__PROBLEM 1__:
Restate the paragraph of the dialogue excerpt that begins "Barbara : All that's going on in there" as a short list, keeping its main facts.
__PROBLEM 2__:
For each statement, decide whether it agrees with the dialogue excerpt. Answer yes or no and quote the words that decide it.
(a) Barbara says that back at the tribe she wears ankle-length buckskin.
(b) Barbara says the markings on her father's arms come from the lightning-struck twigs.
(c) Barbara says Apaches eat bear meat.
__PROBLEM 3__:
Retype the part of the dialogue excerpt that opens with the words containing "Bock : You don't" and closes with "last night... .".


  • Barbara : It's hard for me to take your despair very seriously, Doctor. You obviously enjoy it so much.

    Bock : Oh, bugger off! That's all I need now, is clinical insight. Some cockamamie 25-year-old *acidhead* is gonna reassure me about the menopause now!

  • Barbara : Mr. Blacktree disapproves of my miniskirt, the only thing I had to come to the city with. Back at the tribe, I wear ankle-length buckskin.

  • Barbara : All that's going on in there, Doctor, is a simple Apache prayer for my father's recovery. The markings he's made on my father's arms are from the pollen of the tule plant. The twigs have no significance, other than they've been struck by lightning and are consequently appeals to the spirit of lightning. It's all entirely harmless, Doctor. A religious ceremony, not a medical one.

    Bock : You don't seriously believe all that mumbo jumbo's gonna cure him?

    Barbara : On the other hand, it won't kill him, Doctor.

  • Barbara : I fancied you from the first moment you came lumbering down that hallway, upstairs. I said to Mr. Blacktree, "Who's that hulking bear of a man?" Apaches are reverential about bears. Won't eat bear meat, never skin bears. Bears are thought of as both benign and evil, but very strong power. Men with bear power are highly respected and are said to be great healers. "That man," I said, "gets his power from the bear."

    Bock : Swell.

  • Bock : What do you say, Miss Drummond?

    Barbara : I expect you can call me Barbara... considering you ravished me three times last night... .

    Bock : Three times?

    Barbara : Oh, look at him pretending he didn't count. You were as puffed up as a toad about it. Punched a couple of holes in your crusade for universal impotence, didn't it? I think we're on first-name basis now.

  • Barbara : You're a very tired, very damaged man. You've had a hideous marriage, I assume a few tacky affairs along the way. You're understandably reluctant to get involved again. On top of that, here I am with this preposterous idea you throw everything up and go off with me to some barren mountains in Mexico. Utterly mad, I know. On the other hand, you obviously find this world as desolate as I do. You did try to kill yourself last night. So that's it, Herb. Either me and the mountains or - a bottle of potassium.

  • Barbara : Sounds to me like a familiar case of morbid menopause.

__GIVEN INFORMATION__:
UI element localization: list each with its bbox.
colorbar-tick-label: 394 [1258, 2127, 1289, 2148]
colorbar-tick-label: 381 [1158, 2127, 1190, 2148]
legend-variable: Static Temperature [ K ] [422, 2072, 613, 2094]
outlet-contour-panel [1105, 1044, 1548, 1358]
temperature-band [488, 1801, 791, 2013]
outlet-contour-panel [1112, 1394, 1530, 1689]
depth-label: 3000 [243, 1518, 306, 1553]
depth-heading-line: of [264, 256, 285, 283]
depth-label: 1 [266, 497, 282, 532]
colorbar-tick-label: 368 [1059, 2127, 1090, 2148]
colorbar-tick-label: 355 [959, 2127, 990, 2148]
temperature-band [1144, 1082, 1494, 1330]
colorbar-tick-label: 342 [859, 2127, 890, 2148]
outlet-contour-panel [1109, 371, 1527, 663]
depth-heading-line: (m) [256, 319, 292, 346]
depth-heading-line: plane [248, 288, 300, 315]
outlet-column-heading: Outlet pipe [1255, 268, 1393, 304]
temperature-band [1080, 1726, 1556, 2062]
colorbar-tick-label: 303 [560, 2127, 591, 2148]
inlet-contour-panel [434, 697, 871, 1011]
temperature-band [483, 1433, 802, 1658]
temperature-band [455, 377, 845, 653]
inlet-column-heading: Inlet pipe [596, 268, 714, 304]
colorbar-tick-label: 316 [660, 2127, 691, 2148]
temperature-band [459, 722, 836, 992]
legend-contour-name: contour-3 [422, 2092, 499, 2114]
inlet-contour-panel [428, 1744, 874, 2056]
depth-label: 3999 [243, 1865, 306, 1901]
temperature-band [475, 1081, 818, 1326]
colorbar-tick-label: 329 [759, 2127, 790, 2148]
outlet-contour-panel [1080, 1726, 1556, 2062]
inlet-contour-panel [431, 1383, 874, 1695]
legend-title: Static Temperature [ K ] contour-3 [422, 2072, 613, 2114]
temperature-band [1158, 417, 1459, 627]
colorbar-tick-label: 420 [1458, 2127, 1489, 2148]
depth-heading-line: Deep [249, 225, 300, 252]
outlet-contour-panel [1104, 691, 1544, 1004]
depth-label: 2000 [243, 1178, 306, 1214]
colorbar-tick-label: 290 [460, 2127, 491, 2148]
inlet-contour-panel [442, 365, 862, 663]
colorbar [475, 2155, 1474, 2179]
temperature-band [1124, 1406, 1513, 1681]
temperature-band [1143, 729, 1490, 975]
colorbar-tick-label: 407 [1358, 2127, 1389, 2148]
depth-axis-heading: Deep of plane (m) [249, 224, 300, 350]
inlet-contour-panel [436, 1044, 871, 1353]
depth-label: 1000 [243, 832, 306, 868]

__RESPONSE AREA 1__:
- What is happening is a simple Apache prayer for the recovery of Barbara's father.
- The markings on her father's arms are made from the pollen of the tule plant.
- The twigs have been struck by lightning, so they are appeals to the spirit of lightning. They have no other significance.
- The ceremony is entirely harmless. It is religious, not medical.

__RESPONSE AREA 2__:
(a) Yes: "Back at the tribe, I wear ankle-length buckskin."
(b) No: "The markings he's made on my father's arms are from the pollen of the tule plant."
(c) No: "Won't eat bear meat, never skin bears."

__RESPONSE AREA 3__:
Bock : You don't seriously believe all that mumbo jumbo's gonna cure him?

    Barbara : On the other hand, it won't kill him, Doctor.

  • Barbara : I fancied you from the first moment you came lumbering down that hallway, upstairs. I said to Mr. Blacktree, "Who's that hulking bear of a man?" Apaches are reverential about bears. Won't eat bear meat, never skin bears. Bears are thought of as both benign and evil, but very strong power. Men with bear power are highly respected and are said to be great healers. "That man," I said, "gets his power from the bear."

    Bock : Swell.

  • Bock : What do you say, Miss Drummond?

    Barbara : I expect you can call me Barbara... considering you ravished me three times last night... .